++++ Data to process

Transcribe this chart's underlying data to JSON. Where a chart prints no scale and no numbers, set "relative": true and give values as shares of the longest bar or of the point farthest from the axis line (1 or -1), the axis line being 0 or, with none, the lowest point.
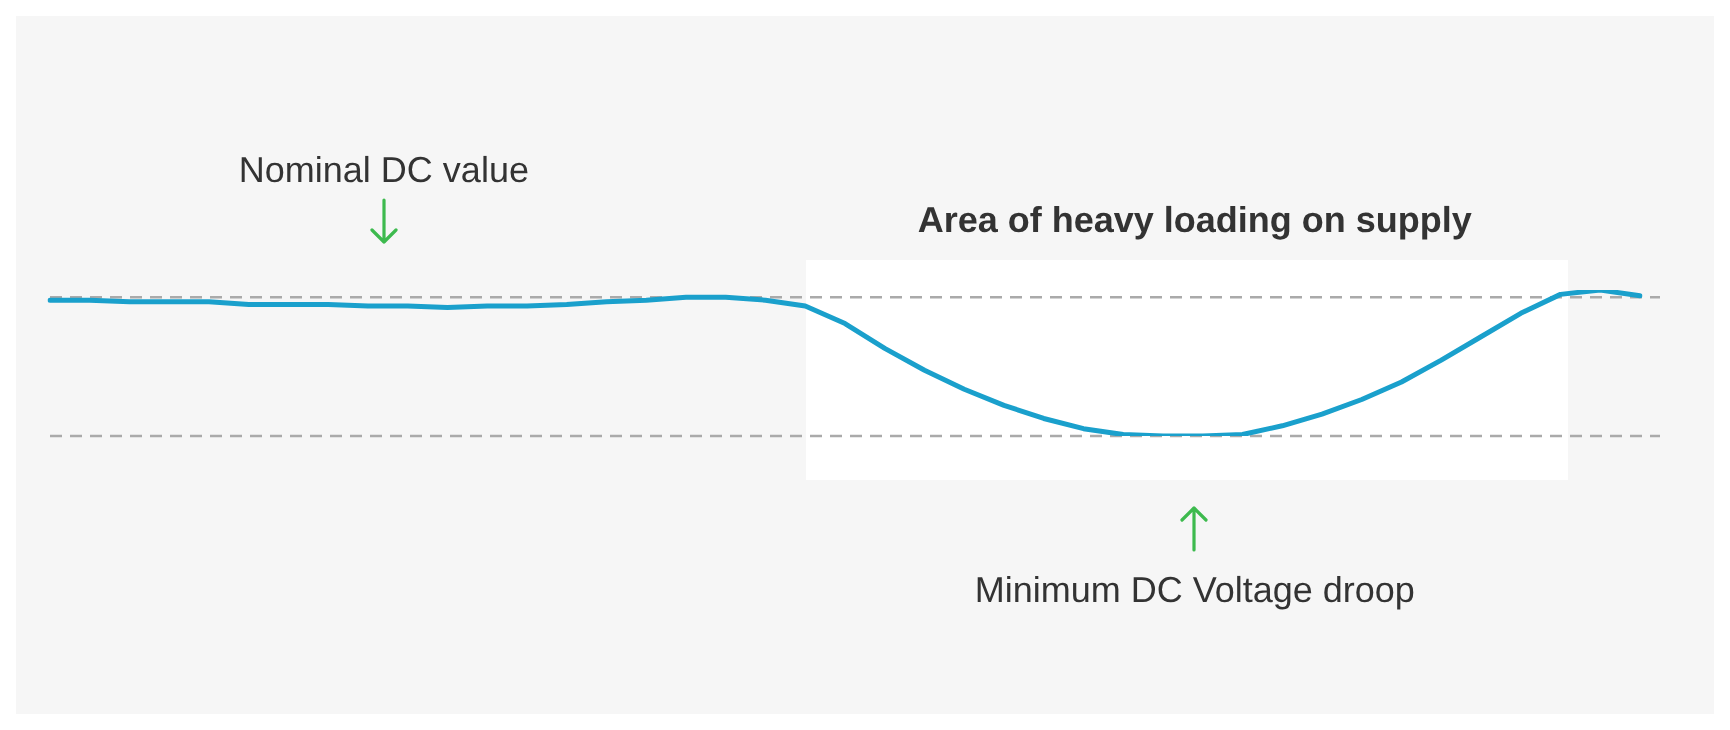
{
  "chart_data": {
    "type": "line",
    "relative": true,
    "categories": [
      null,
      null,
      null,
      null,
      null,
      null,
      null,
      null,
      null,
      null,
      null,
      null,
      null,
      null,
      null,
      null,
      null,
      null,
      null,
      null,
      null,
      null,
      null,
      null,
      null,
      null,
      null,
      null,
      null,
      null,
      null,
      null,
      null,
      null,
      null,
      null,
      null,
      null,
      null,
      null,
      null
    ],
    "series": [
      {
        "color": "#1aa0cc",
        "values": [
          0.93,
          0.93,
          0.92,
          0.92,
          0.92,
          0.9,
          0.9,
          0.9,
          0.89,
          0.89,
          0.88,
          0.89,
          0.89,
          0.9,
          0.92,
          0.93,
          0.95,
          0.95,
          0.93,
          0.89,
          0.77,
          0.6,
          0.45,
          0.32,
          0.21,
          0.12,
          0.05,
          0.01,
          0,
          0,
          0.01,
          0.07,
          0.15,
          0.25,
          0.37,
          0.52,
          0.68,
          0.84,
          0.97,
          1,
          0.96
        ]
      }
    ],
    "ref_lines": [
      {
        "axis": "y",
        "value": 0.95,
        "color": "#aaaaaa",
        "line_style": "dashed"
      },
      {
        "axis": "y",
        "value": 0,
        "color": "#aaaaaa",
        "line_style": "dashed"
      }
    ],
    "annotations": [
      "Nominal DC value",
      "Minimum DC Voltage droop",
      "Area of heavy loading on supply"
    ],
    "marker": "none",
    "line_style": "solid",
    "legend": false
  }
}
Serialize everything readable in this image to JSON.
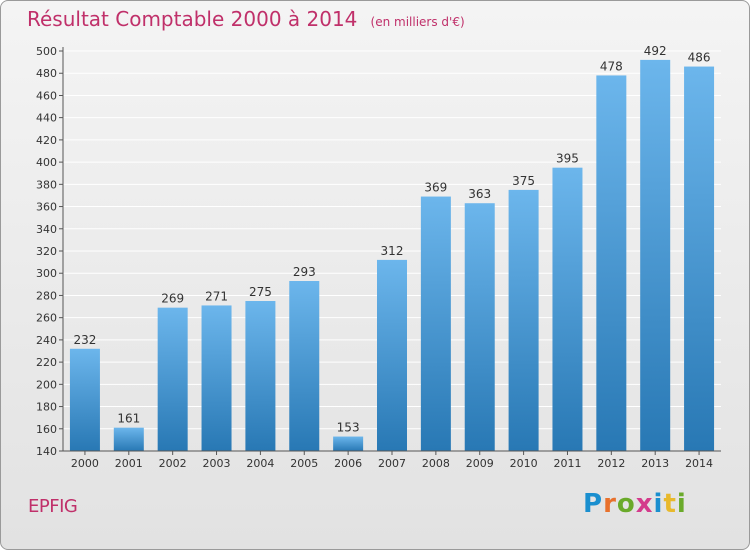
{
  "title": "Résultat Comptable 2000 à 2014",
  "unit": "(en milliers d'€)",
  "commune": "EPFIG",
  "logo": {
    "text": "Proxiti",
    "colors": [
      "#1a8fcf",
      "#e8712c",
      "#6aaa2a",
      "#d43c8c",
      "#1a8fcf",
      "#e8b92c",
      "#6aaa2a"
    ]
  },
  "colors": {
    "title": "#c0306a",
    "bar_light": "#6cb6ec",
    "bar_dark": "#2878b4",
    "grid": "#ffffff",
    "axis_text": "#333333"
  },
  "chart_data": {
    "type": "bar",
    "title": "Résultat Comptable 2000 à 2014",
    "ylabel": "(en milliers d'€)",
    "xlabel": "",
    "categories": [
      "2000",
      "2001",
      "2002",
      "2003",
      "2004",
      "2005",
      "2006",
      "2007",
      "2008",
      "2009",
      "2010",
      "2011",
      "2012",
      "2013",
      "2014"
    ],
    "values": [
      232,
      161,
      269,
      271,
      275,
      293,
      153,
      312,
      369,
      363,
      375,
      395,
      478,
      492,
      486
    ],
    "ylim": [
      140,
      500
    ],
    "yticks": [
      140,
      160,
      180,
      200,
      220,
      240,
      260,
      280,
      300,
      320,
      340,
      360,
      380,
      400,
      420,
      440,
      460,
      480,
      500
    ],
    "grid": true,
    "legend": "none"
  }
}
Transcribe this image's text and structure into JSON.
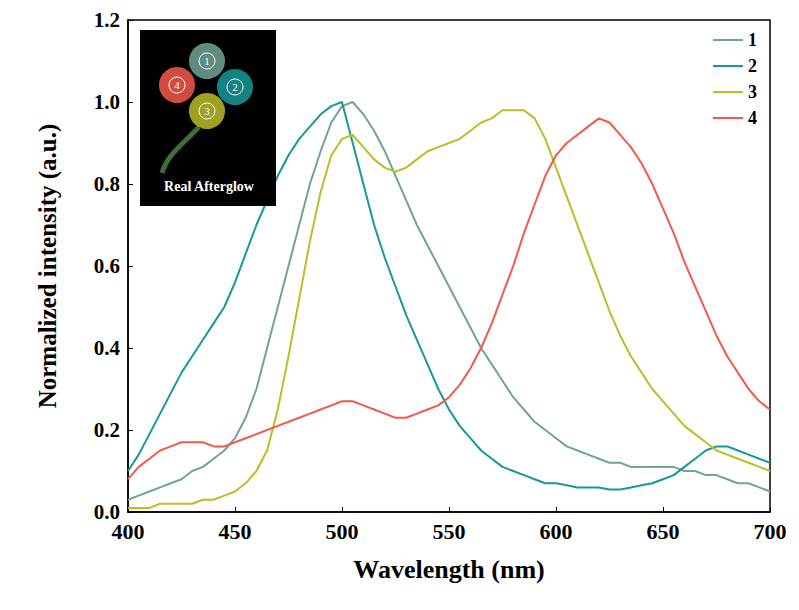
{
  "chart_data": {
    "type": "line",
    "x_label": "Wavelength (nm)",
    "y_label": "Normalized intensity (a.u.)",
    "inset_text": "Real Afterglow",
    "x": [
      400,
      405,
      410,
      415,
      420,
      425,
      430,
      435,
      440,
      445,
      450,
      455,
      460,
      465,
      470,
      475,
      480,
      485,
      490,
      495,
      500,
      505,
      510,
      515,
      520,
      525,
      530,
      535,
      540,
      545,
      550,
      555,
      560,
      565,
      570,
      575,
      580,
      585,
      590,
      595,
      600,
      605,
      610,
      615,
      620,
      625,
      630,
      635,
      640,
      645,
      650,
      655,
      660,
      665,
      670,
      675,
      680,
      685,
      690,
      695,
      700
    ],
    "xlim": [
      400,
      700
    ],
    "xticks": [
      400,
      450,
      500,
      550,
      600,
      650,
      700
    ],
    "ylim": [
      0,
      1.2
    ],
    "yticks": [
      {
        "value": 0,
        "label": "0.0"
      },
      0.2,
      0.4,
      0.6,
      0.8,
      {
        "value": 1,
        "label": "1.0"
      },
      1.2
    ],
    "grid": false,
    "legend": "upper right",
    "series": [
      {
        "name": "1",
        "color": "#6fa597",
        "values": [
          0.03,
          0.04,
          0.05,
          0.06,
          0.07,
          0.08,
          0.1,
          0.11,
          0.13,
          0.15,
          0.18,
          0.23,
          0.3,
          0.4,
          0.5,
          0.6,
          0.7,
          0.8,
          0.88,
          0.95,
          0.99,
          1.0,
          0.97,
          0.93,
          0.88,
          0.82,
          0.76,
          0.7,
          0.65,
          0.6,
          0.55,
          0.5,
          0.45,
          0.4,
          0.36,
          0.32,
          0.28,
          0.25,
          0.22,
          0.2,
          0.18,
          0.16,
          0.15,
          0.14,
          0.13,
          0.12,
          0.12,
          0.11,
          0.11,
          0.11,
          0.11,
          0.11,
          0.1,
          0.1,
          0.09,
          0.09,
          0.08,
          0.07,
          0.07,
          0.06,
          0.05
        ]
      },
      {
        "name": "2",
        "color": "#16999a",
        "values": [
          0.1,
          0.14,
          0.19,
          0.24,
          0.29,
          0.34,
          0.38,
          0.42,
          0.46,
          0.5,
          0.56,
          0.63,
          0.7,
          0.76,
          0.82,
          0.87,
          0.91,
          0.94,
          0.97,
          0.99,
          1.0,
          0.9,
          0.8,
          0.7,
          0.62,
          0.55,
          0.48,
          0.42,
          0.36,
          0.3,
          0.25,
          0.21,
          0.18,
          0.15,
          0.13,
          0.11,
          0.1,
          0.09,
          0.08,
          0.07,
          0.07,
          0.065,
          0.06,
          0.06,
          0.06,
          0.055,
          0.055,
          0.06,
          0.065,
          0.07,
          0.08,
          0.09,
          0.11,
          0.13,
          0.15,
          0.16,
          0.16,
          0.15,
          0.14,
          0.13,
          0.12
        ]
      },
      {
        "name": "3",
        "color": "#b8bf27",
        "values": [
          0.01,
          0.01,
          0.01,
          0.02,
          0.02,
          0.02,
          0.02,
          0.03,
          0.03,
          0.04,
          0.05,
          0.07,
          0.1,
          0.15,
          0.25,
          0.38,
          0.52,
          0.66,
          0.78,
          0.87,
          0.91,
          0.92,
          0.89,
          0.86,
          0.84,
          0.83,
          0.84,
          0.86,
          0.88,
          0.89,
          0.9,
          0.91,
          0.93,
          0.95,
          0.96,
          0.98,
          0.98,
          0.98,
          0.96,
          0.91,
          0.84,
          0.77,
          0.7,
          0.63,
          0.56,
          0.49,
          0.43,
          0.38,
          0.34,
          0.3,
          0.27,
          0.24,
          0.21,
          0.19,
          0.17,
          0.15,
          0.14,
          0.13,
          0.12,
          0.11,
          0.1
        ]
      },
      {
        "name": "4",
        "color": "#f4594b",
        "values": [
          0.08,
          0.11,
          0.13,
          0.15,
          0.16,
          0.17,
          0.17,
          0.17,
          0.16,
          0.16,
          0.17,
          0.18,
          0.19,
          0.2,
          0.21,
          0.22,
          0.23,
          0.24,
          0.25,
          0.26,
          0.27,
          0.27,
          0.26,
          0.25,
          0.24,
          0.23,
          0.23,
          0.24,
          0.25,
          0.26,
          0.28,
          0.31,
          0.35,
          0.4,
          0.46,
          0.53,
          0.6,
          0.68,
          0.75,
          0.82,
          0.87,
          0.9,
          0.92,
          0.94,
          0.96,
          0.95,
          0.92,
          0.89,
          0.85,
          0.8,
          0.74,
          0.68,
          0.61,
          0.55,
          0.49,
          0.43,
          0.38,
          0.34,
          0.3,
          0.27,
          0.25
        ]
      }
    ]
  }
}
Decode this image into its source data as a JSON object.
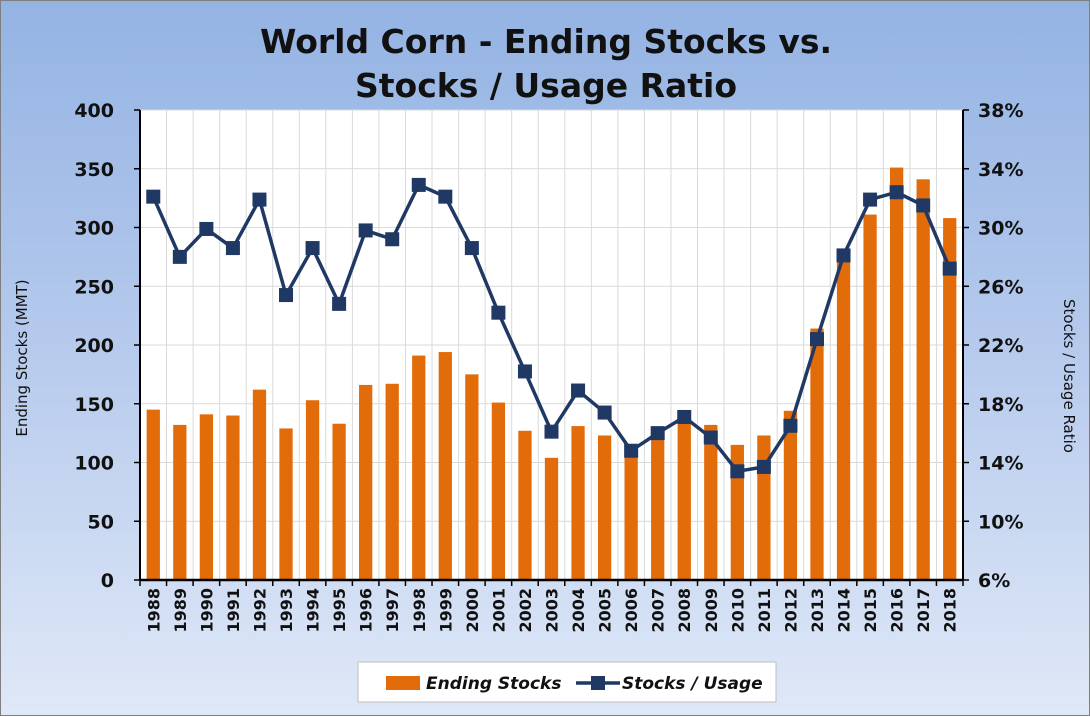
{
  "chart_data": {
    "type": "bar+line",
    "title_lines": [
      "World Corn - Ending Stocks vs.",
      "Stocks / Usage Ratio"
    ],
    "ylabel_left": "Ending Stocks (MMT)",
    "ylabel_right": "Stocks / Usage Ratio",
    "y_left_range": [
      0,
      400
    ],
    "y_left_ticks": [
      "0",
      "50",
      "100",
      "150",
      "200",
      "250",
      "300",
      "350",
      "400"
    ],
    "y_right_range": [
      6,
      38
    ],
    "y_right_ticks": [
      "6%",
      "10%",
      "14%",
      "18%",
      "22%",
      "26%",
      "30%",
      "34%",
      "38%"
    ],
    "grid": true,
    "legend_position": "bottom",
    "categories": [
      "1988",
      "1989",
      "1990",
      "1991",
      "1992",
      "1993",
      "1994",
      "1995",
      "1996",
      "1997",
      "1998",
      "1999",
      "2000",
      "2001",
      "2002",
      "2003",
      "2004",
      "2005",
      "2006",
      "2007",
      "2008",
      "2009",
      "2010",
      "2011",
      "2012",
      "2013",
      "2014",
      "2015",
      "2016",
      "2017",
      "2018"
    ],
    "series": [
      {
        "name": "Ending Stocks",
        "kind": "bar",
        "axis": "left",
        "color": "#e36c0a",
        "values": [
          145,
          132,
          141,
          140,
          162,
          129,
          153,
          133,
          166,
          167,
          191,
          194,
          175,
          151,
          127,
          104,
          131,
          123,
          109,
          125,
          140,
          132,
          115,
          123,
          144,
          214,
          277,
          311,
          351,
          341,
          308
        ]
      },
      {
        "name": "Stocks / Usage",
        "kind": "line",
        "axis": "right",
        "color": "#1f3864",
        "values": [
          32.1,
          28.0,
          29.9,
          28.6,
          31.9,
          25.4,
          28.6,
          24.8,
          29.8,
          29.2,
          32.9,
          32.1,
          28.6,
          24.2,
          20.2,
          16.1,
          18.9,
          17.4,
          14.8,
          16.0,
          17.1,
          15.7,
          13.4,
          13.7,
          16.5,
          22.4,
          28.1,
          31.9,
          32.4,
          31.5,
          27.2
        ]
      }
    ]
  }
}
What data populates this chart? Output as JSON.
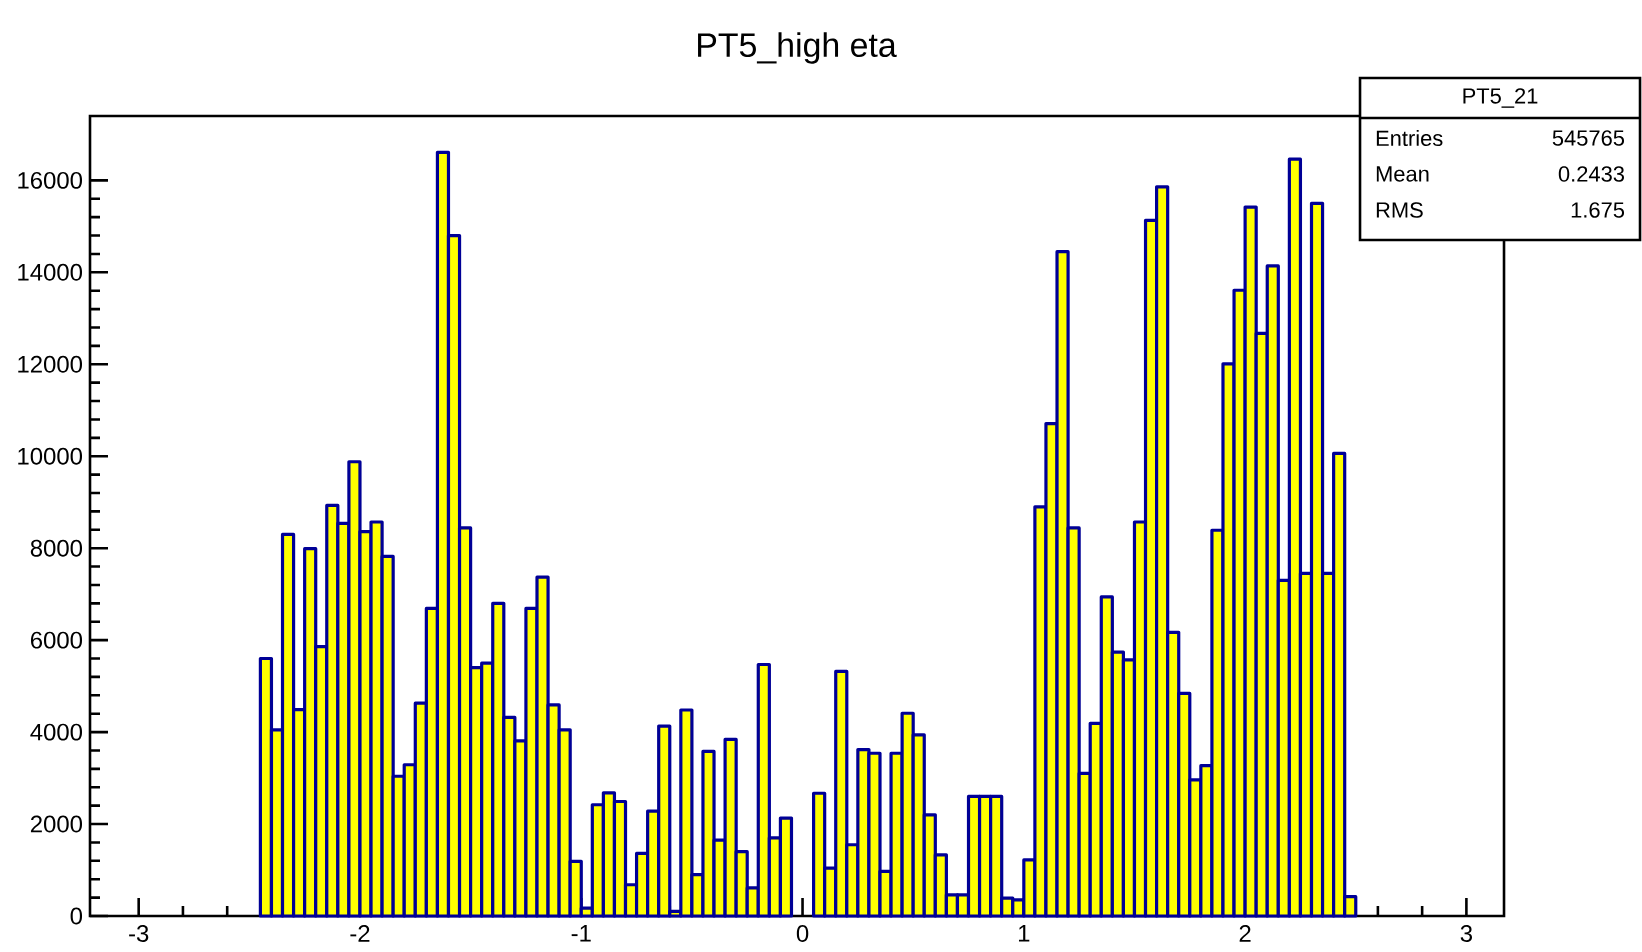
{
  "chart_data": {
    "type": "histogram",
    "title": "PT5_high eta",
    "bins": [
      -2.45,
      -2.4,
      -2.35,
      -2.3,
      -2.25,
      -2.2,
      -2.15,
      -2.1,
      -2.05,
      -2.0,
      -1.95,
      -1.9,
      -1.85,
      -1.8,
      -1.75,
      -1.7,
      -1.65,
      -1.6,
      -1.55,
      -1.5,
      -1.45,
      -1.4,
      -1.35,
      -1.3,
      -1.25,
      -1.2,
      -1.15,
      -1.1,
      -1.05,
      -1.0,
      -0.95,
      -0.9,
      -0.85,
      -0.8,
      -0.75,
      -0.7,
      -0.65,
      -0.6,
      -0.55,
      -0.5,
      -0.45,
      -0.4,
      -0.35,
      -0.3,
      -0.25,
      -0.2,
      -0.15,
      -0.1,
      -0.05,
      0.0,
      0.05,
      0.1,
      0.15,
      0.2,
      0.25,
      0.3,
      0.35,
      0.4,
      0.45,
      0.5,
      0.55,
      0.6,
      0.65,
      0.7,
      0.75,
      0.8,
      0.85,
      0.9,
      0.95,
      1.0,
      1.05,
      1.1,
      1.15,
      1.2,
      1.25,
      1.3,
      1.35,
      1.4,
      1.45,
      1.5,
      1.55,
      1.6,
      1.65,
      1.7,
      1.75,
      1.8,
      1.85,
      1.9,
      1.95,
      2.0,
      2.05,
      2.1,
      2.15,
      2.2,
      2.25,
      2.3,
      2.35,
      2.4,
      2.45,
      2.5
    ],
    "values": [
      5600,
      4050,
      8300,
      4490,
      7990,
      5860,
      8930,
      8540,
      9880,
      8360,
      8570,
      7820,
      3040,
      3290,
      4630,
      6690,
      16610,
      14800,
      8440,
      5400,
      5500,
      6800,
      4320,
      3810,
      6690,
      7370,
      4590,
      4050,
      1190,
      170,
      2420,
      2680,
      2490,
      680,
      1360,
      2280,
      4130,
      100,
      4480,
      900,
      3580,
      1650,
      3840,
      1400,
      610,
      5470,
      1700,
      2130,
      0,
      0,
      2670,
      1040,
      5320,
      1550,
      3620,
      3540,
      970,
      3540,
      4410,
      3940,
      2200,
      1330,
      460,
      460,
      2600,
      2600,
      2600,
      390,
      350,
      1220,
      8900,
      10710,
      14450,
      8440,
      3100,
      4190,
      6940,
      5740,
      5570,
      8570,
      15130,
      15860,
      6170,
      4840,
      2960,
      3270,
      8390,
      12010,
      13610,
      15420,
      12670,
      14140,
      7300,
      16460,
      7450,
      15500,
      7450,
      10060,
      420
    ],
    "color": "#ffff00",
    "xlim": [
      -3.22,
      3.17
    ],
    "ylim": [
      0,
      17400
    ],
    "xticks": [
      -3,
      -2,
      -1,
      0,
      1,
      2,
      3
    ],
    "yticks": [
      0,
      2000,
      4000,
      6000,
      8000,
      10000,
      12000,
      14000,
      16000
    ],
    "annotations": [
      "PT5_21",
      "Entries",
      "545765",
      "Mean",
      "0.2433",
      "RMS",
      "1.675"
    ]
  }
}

++++++++

Count the lines that hold the string "none" and state that number alone.

## Task result
3